Work instructions: Quote precisely the final stretch of the listing: start at the line containing "Give me a plain-text" and stop after the last line.

Stored items from a collection:
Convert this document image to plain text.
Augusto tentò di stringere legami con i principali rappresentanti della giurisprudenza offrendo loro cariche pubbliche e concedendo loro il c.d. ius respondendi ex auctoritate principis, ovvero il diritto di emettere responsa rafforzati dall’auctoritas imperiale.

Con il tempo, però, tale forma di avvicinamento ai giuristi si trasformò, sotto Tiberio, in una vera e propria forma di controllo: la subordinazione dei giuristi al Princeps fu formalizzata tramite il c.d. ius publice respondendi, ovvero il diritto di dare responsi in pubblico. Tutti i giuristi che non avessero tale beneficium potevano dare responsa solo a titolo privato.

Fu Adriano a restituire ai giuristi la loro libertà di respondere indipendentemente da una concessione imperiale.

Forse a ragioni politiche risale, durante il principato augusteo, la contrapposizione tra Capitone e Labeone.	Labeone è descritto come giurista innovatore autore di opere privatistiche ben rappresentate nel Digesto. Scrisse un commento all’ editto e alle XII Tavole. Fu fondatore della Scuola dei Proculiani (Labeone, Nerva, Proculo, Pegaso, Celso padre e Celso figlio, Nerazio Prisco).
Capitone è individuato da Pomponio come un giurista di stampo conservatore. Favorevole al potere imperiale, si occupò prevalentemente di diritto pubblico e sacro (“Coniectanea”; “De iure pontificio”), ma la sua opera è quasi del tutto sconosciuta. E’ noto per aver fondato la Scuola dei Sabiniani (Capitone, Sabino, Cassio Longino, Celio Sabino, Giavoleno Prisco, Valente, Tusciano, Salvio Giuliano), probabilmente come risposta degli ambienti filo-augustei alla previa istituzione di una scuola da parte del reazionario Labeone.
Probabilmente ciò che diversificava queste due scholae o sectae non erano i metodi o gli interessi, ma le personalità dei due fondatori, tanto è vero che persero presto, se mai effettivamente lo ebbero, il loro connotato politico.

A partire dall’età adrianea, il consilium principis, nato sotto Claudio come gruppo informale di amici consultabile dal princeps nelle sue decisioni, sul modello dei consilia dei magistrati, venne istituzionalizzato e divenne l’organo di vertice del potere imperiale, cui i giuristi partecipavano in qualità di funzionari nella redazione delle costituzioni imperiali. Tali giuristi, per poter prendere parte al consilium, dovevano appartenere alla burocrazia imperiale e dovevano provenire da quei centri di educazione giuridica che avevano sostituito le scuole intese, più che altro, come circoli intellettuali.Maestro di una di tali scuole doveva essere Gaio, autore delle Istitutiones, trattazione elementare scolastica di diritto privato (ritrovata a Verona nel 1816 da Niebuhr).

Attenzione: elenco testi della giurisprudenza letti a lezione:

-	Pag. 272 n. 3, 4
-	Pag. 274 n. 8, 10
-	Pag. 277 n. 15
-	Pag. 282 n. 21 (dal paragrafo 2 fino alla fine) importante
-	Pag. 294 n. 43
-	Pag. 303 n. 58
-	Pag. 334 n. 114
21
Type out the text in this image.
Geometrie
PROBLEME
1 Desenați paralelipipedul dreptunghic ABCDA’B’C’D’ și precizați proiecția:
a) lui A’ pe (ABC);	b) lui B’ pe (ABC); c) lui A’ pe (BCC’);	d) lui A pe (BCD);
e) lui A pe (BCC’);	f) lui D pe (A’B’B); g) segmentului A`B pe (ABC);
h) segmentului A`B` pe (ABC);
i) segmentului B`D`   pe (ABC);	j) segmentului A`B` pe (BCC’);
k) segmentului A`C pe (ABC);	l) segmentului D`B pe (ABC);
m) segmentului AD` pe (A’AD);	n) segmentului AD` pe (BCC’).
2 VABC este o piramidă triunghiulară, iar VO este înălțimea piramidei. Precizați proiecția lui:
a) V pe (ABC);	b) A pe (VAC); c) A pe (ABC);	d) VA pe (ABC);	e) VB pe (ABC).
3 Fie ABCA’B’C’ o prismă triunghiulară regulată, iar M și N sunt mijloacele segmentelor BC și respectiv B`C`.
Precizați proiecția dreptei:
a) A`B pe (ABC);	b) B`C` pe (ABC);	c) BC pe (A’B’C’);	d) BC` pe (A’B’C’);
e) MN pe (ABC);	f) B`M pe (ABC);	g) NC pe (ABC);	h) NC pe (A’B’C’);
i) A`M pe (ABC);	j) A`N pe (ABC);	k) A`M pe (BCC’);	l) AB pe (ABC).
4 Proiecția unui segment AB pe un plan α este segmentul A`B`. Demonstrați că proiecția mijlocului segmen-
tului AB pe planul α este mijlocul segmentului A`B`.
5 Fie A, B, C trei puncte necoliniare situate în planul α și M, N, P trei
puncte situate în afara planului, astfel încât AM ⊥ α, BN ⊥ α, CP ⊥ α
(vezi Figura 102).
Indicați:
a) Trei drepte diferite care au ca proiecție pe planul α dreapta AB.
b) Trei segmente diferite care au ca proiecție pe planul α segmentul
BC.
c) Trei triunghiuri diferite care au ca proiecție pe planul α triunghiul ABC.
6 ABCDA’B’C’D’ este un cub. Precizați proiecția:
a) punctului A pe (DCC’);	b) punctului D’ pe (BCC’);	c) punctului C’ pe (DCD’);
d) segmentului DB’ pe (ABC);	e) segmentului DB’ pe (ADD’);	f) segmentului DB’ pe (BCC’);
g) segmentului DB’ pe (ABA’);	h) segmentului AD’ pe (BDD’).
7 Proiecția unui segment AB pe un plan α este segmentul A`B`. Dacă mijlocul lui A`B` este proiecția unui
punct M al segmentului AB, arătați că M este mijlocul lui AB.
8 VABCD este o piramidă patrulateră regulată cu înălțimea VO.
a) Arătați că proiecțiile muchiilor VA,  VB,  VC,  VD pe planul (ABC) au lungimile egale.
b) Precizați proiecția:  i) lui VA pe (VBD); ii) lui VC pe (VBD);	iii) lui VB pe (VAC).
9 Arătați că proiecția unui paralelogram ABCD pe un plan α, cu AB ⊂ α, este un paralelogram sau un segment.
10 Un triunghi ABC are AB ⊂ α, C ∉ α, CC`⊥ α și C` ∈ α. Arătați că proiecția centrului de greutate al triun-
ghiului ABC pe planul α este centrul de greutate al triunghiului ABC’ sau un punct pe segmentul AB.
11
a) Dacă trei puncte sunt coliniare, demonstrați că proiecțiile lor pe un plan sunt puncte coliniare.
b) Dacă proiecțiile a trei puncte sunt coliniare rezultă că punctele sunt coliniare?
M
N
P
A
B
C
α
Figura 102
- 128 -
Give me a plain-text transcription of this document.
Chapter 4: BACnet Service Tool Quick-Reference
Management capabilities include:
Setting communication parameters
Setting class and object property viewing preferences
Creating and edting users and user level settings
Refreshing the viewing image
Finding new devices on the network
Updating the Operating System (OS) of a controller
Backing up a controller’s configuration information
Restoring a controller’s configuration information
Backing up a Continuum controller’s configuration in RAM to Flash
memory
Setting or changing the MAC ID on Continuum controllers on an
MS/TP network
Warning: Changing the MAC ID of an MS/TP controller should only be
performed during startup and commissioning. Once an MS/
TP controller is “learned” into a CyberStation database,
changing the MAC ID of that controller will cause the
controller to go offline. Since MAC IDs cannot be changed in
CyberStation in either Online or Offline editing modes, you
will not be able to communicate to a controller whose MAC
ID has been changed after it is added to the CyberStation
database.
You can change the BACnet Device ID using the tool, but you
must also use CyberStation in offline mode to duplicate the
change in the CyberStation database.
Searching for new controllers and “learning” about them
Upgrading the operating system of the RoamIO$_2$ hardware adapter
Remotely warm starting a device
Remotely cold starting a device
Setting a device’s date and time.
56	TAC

Expected answer:
Give me a plain-text transcription of this document.
Chapter 4: BACnet Service Tool Quick-Reference
Management capabilities include:
Setting communication parameters
Setting class and object property viewing preferences
Creating and edting users and user level settings
Refreshing the viewing image
Finding new devices on the network
Updating the Operating System (OS) of a controller
Backing up a controller’s configuration information
Restoring a controller’s configuration information
Backing up a Continuum controller’s configuration in RAM to Flash
memory
Setting or changing the MAC ID on Continuum controllers on an
MS/TP network
Warning: Changing the MAC ID of an MS/TP controller should only be
performed during startup and commissioning. Once an MS/
TP controller is “learned” into a CyberStation database,
changing the MAC ID of that controller will cause the
controller to go offline. Since MAC IDs cannot be changed in
CyberStation in either Online or Offline editing modes, you
will not be able to communicate to a controller whose MAC
ID has been changed after it is added to the CyberStation
database.
You can change the BACnet Device ID using the tool, but you
must also use CyberStation in offline mode to duplicate the
change in the CyberStation database.
Searching for new controllers and “learning” about them
Upgrading the operating system of the RoamIO$_2$ hardware adapter
Remotely warm starting a device
Remotely cold starting a device
Setting a device’s date and time.
56	TAC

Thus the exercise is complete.